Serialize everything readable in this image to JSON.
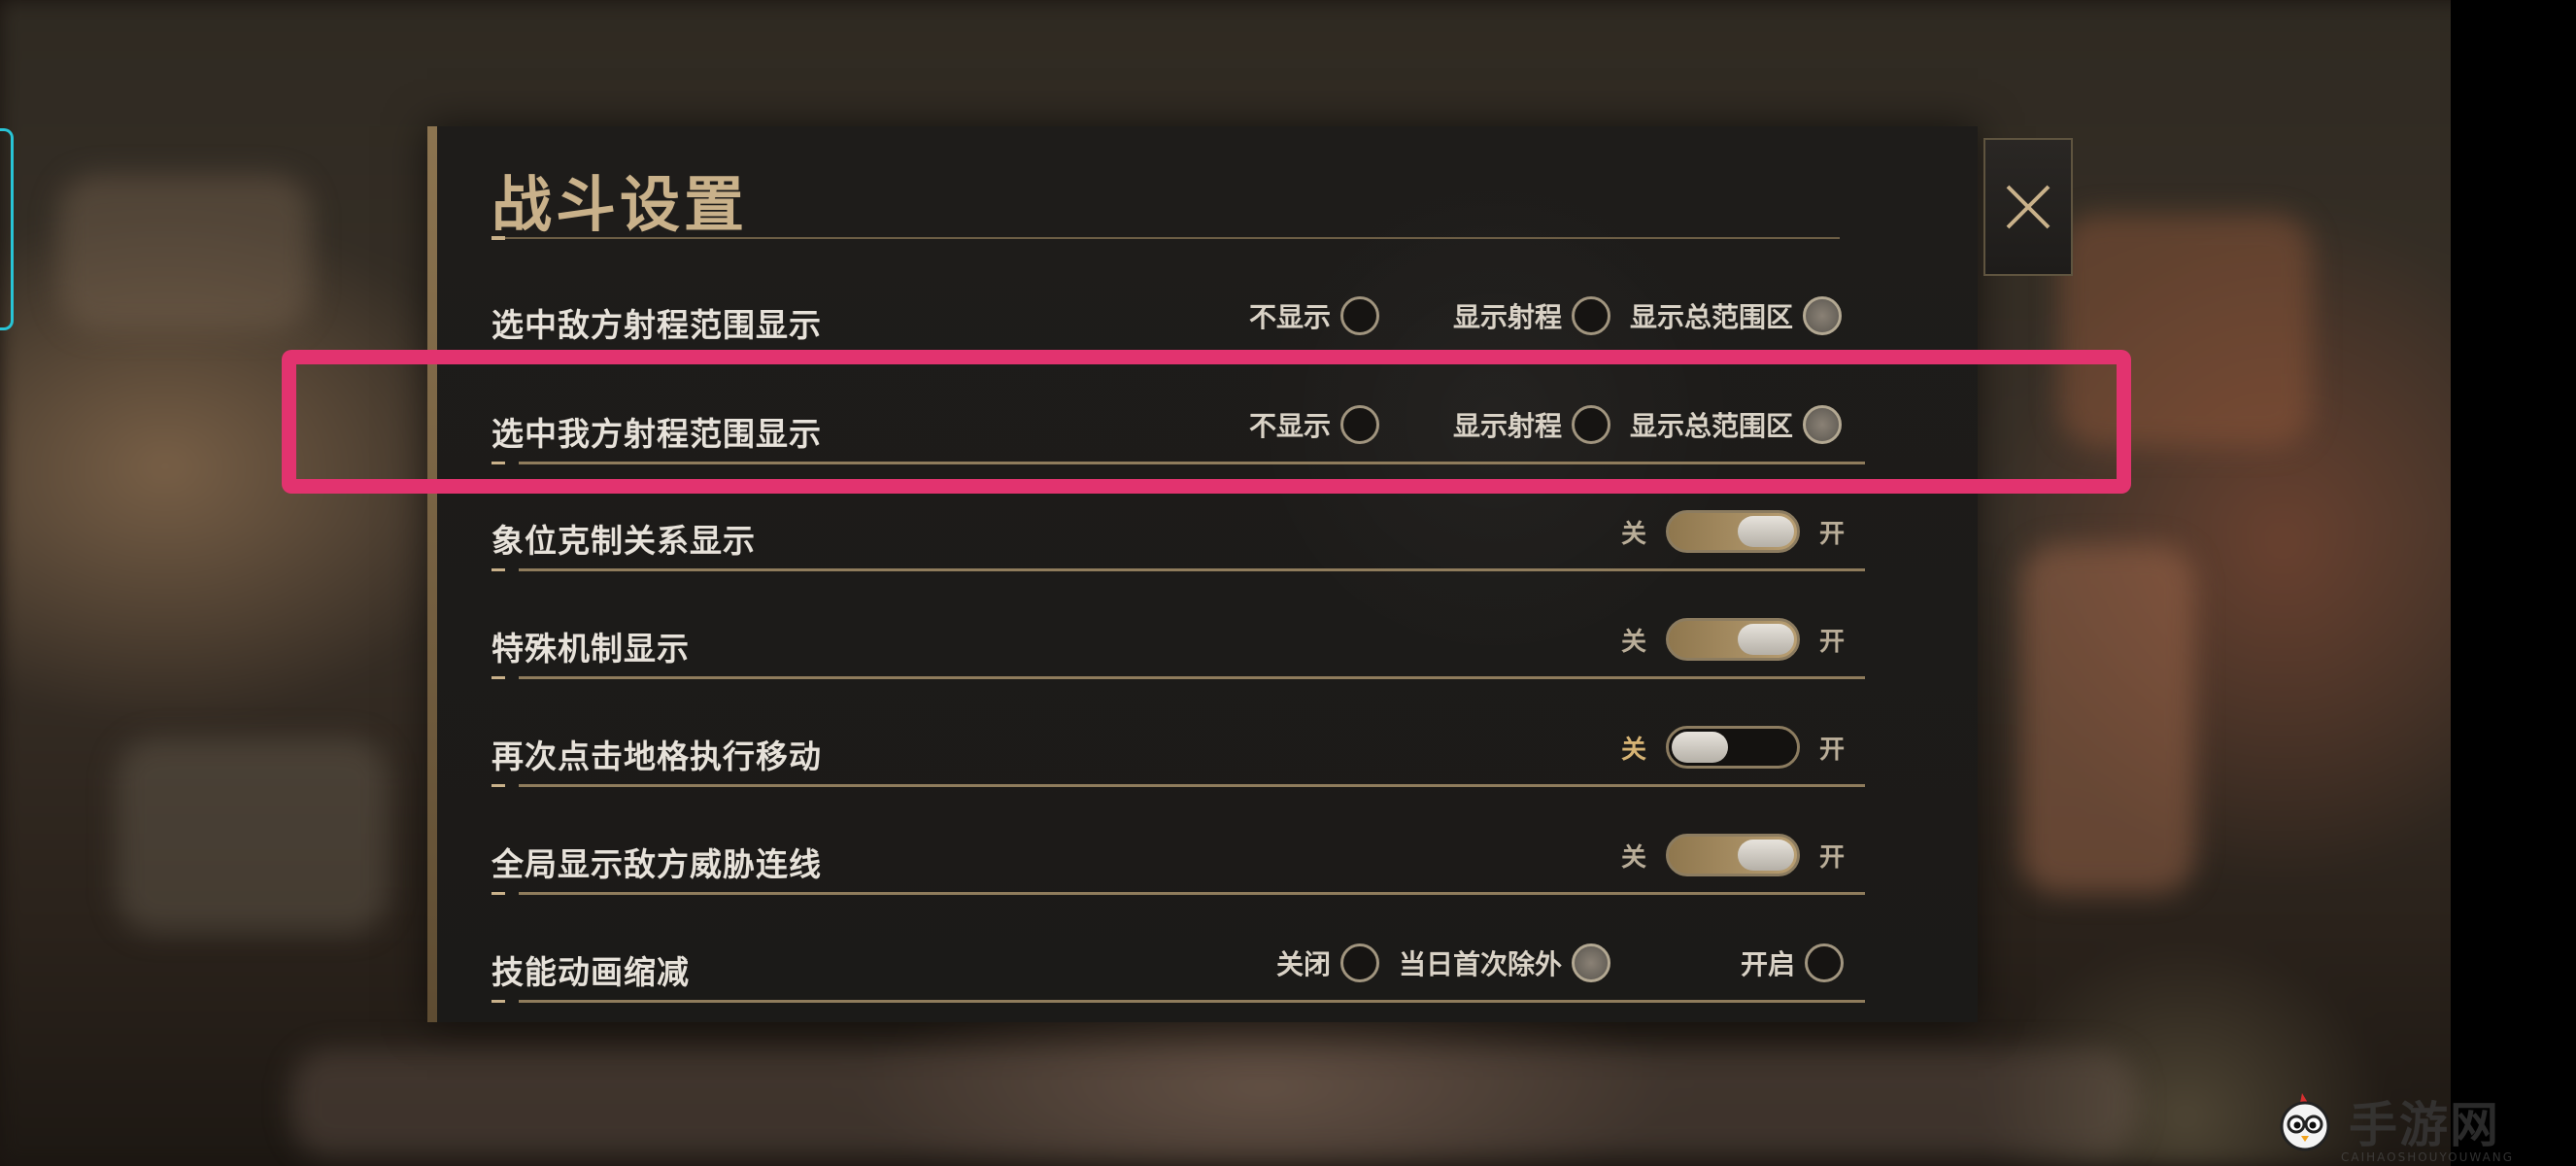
{
  "panel": {
    "title": "战斗设置"
  },
  "rows": [
    {
      "label": "选中敌方射程范围显示",
      "type": "radio",
      "options": [
        {
          "label": "不显示",
          "selected": false
        },
        {
          "label": "显示射程",
          "selected": false
        },
        {
          "label": "显示总范围区",
          "selected": true
        }
      ]
    },
    {
      "label": "选中我方射程范围显示",
      "type": "radio",
      "options": [
        {
          "label": "不显示",
          "selected": false
        },
        {
          "label": "显示射程",
          "selected": false
        },
        {
          "label": "显示总范围区",
          "selected": true
        }
      ]
    },
    {
      "label": "象位克制关系显示",
      "type": "toggle",
      "off_label": "关",
      "on_label": "开",
      "on": true
    },
    {
      "label": "特殊机制显示",
      "type": "toggle",
      "off_label": "关",
      "on_label": "开",
      "on": true
    },
    {
      "label": "再次点击地格执行移动",
      "type": "toggle",
      "off_label": "关",
      "on_label": "开",
      "on": false
    },
    {
      "label": "全局显示敌方威胁连线",
      "type": "toggle",
      "off_label": "关",
      "on_label": "开",
      "on": true
    },
    {
      "label": "技能动画缩减",
      "type": "radio",
      "options": [
        {
          "label": "关闭",
          "selected": false
        },
        {
          "label": "当日首次除外",
          "selected": true
        },
        {
          "label": "开启",
          "selected": false
        }
      ]
    }
  ],
  "watermark": {
    "text": "手游网",
    "sub": "CAIHAOSHOUYOUWANG"
  },
  "colors": {
    "accent_gold": "#c9b18a",
    "highlight": "#e2336f",
    "panel_bg": "#1c1a18"
  },
  "icons": {
    "close": "close-x-icon"
  }
}
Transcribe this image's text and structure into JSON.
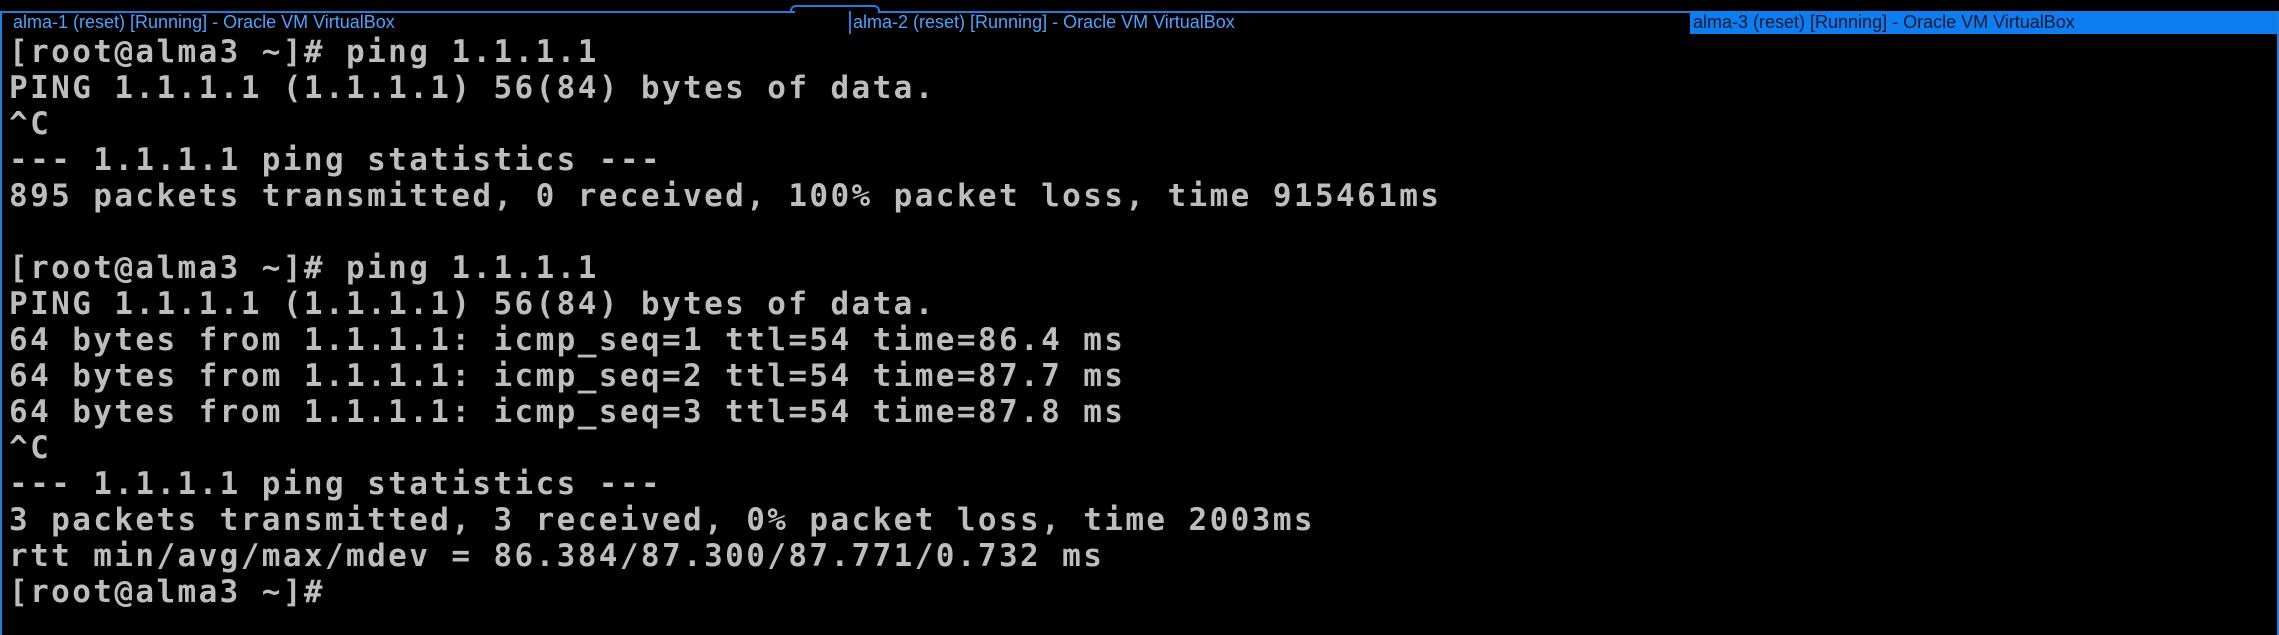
{
  "tabs": [
    {
      "title": "alma-1 (reset) [Running] - Oracle VM VirtualBox",
      "active": false
    },
    {
      "title": "alma-2 (reset) [Running] - Oracle VM VirtualBox",
      "active": false
    },
    {
      "title": "alma-3 (reset) [Running] - Oracle VM VirtualBox",
      "active": true
    }
  ],
  "console": {
    "lines": [
      "[root@alma3 ~]# ping 1.1.1.1",
      "PING 1.1.1.1 (1.1.1.1) 56(84) bytes of data.",
      "^C",
      "--- 1.1.1.1 ping statistics ---",
      "895 packets transmitted, 0 received, 100% packet loss, time 915461ms",
      "",
      "[root@alma3 ~]# ping 1.1.1.1",
      "PING 1.1.1.1 (1.1.1.1) 56(84) bytes of data.",
      "64 bytes from 1.1.1.1: icmp_seq=1 ttl=54 time=86.4 ms",
      "64 bytes from 1.1.1.1: icmp_seq=2 ttl=54 time=87.7 ms",
      "64 bytes from 1.1.1.1: icmp_seq=3 ttl=54 time=87.8 ms",
      "^C",
      "--- 1.1.1.1 ping statistics ---",
      "3 packets transmitted, 3 received, 0% packet loss, time 2003ms",
      "rtt min/avg/max/mdev = 86.384/87.300/87.771/0.732 ms",
      "[root@alma3 ~]#"
    ]
  },
  "colors": {
    "accent": "#1e7fe0",
    "active_tab": "#0d7df0",
    "console_text": "#bdbdbd",
    "background": "#000000"
  }
}
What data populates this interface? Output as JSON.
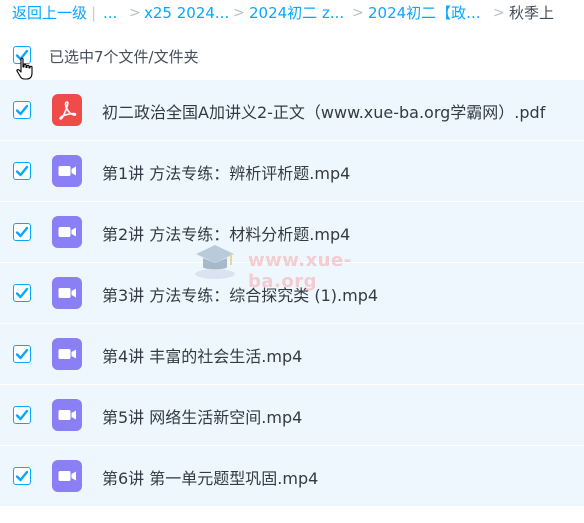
{
  "breadcrumb": {
    "back": "返回上一级",
    "bar": "|",
    "ellipsis": "...",
    "sep": ">",
    "items": [
      "x25 2024...",
      "2024初二 z...",
      "2024初二【政..."
    ],
    "current": "秋季上"
  },
  "selection": {
    "text": "已选中7个文件/文件夹",
    "checked": true
  },
  "files": [
    {
      "name": "初二政治全国A加讲义2-正文（www.xue-ba.org学霸网）.pdf",
      "icon": "pdf-icon",
      "checked": true
    },
    {
      "name": "第1讲 方法专练：辨析评析题.mp4",
      "icon": "video-icon",
      "checked": true
    },
    {
      "name": "第2讲 方法专练：材料分析题.mp4",
      "icon": "video-icon",
      "checked": true
    },
    {
      "name": "第3讲 方法专练：综合探究类 (1).mp4",
      "icon": "video-icon",
      "checked": true
    },
    {
      "name": "第4讲 丰富的社会生活.mp4",
      "icon": "video-icon",
      "checked": true
    },
    {
      "name": "第5讲 网络生活新空间.mp4",
      "icon": "video-icon",
      "checked": true
    },
    {
      "name": "第6讲 第一单元题型巩固.mp4",
      "icon": "video-icon",
      "checked": true
    }
  ],
  "watermark": {
    "text": "www.xue-ba.org"
  },
  "colors": {
    "accent": "#06a7ff",
    "row_bg": "#eef7fe",
    "pdf": "#f04b4b",
    "video": "#8a7ff5"
  }
}
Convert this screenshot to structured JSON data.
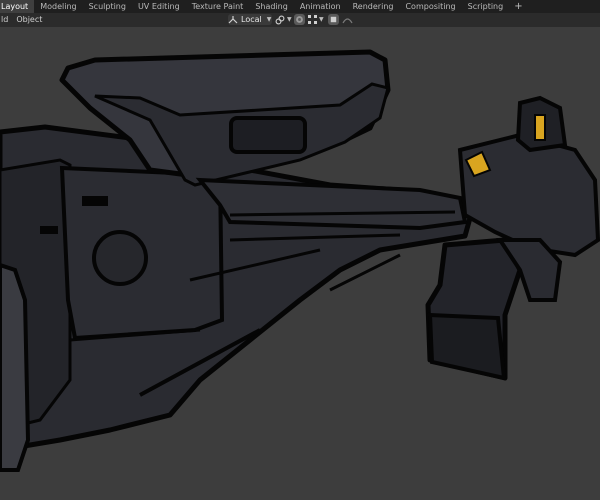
{
  "workspaces": {
    "tabs": [
      {
        "label": "Layout",
        "active": true
      },
      {
        "label": "Modeling"
      },
      {
        "label": "Sculpting"
      },
      {
        "label": "UV Editing"
      },
      {
        "label": "Texture Paint"
      },
      {
        "label": "Shading"
      },
      {
        "label": "Animation"
      },
      {
        "label": "Rendering"
      },
      {
        "label": "Compositing"
      },
      {
        "label": "Scripting"
      }
    ],
    "add_label": "+"
  },
  "header": {
    "menu": [
      "ld",
      "Object"
    ],
    "transform_orientation": "Local",
    "icons": [
      "orientation-axes-icon",
      "pivot-link-icon",
      "snap-icon",
      "snap-grid-icon",
      "proportional-edit-icon",
      "falloff-curve-icon"
    ]
  },
  "colors": {
    "viewport_bg": "#3d3d3d",
    "mesh_dark": "#1e1f24",
    "mesh_mid": "#2c2d33",
    "outline": "#050505",
    "accent_yellow": "#d9a520"
  }
}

_REQUIREMENTS_:
Each entry must be retyped word for word, with every image omitted.

_REPLY_:
Serialize everything readable in this image to JSON.
{
  "panel": {
    "title": "战斗设置"
  },
  "rows": [
    {
      "label": "选中敌方射程范围显示",
      "type": "radio",
      "options": [
        {
          "label": "不显示",
          "selected": false
        },
        {
          "label": "显示射程",
          "selected": false
        },
        {
          "label": "显示总范围区",
          "selected": true
        }
      ]
    },
    {
      "label": "选中我方射程范围显示",
      "type": "radio",
      "options": [
        {
          "label": "不显示",
          "selected": false
        },
        {
          "label": "显示射程",
          "selected": false
        },
        {
          "label": "显示总范围区",
          "selected": true
        }
      ]
    },
    {
      "label": "象位克制关系显示",
      "type": "toggle",
      "off_label": "关",
      "on_label": "开",
      "on": true
    },
    {
      "label": "特殊机制显示",
      "type": "toggle",
      "off_label": "关",
      "on_label": "开",
      "on": true
    },
    {
      "label": "再次点击地格执行移动",
      "type": "toggle",
      "off_label": "关",
      "on_label": "开",
      "on": false
    },
    {
      "label": "全局显示敌方威胁连线",
      "type": "toggle",
      "off_label": "关",
      "on_label": "开",
      "on": true
    },
    {
      "label": "技能动画缩减",
      "type": "radio",
      "options": [
        {
          "label": "关闭",
          "selected": false
        },
        {
          "label": "当日首次除外",
          "selected": true
        },
        {
          "label": "开启",
          "selected": false
        }
      ]
    }
  ],
  "watermark": {
    "text": "手游网",
    "sub": "CAIHAOSHOUYOUWANG"
  },
  "colors": {
    "accent_gold": "#c9b18a",
    "highlight": "#e2336f",
    "panel_bg": "#1c1a18"
  },
  "icons": {
    "close": "close-x-icon"
  }
}
Transcribe this image's text and structure into JSON.
{
  "tabs": [
    {
      "title": "alma-1 (reset) [Running] - Oracle VM VirtualBox",
      "active": false
    },
    {
      "title": "alma-2 (reset) [Running] - Oracle VM VirtualBox",
      "active": false
    },
    {
      "title": "alma-3 (reset) [Running] - Oracle VM VirtualBox",
      "active": true
    }
  ],
  "console": {
    "lines": [
      "[root@alma3 ~]# ping 1.1.1.1",
      "PING 1.1.1.1 (1.1.1.1) 56(84) bytes of data.",
      "^C",
      "--- 1.1.1.1 ping statistics ---",
      "895 packets transmitted, 0 received, 100% packet loss, time 915461ms",
      "",
      "[root@alma3 ~]# ping 1.1.1.1",
      "PING 1.1.1.1 (1.1.1.1) 56(84) bytes of data.",
      "64 bytes from 1.1.1.1: icmp_seq=1 ttl=54 time=86.4 ms",
      "64 bytes from 1.1.1.1: icmp_seq=2 ttl=54 time=87.7 ms",
      "64 bytes from 1.1.1.1: icmp_seq=3 ttl=54 time=87.8 ms",
      "^C",
      "--- 1.1.1.1 ping statistics ---",
      "3 packets transmitted, 3 received, 0% packet loss, time 2003ms",
      "rtt min/avg/max/mdev = 86.384/87.300/87.771/0.732 ms",
      "[root@alma3 ~]#"
    ]
  },
  "colors": {
    "accent": "#1e7fe0",
    "active_tab": "#0d7df0",
    "console_text": "#bdbdbd",
    "background": "#000000"
  }
}
What data populates this interface? Output as JSON.
{
  "breadcrumb": {
    "back": "返回上一级",
    "bar": "|",
    "ellipsis": "...",
    "sep": ">",
    "items": [
      "x25 2024...",
      "2024初二 z...",
      "2024初二【政..."
    ],
    "current": "秋季上"
  },
  "selection": {
    "text": "已选中7个文件/文件夹",
    "checked": true
  },
  "files": [
    {
      "name": "初二政治全国A加讲义2-正文（www.xue-ba.org学霸网）.pdf",
      "icon": "pdf-icon",
      "checked": true
    },
    {
      "name": "第1讲 方法专练：辨析评析题.mp4",
      "icon": "video-icon",
      "checked": true
    },
    {
      "name": "第2讲 方法专练：材料分析题.mp4",
      "icon": "video-icon",
      "checked": true
    },
    {
      "name": "第3讲 方法专练：综合探究类 (1).mp4",
      "icon": "video-icon",
      "checked": true
    },
    {
      "name": "第4讲 丰富的社会生活.mp4",
      "icon": "video-icon",
      "checked": true
    },
    {
      "name": "第5讲 网络生活新空间.mp4",
      "icon": "video-icon",
      "checked": true
    },
    {
      "name": "第6讲 第一单元题型巩固.mp4",
      "icon": "video-icon",
      "checked": true
    }
  ],
  "watermark": {
    "text": "www.xue-ba.org"
  },
  "colors": {
    "accent": "#06a7ff",
    "row_bg": "#eef7fe",
    "pdf": "#f04b4b",
    "video": "#8a7ff5"
  }
}
Convert this screenshot to structured JSON data.
{
  "workspaces": {
    "tabs": [
      {
        "label": "Layout",
        "active": true
      },
      {
        "label": "Modeling"
      },
      {
        "label": "Sculpting"
      },
      {
        "label": "UV Editing"
      },
      {
        "label": "Texture Paint"
      },
      {
        "label": "Shading"
      },
      {
        "label": "Animation"
      },
      {
        "label": "Rendering"
      },
      {
        "label": "Compositing"
      },
      {
        "label": "Scripting"
      }
    ],
    "add_label": "+"
  },
  "header": {
    "menu": [
      "ld",
      "Object"
    ],
    "transform_orientation": "Local",
    "icons": [
      "orientation-axes-icon",
      "pivot-link-icon",
      "snap-icon",
      "snap-grid-icon",
      "proportional-edit-icon",
      "falloff-curve-icon"
    ]
  },
  "colors": {
    "viewport_bg": "#3d3d3d",
    "mesh_dark": "#1e1f24",
    "mesh_mid": "#2c2d33",
    "outline": "#050505",
    "accent_yellow": "#d9a520"
  }
}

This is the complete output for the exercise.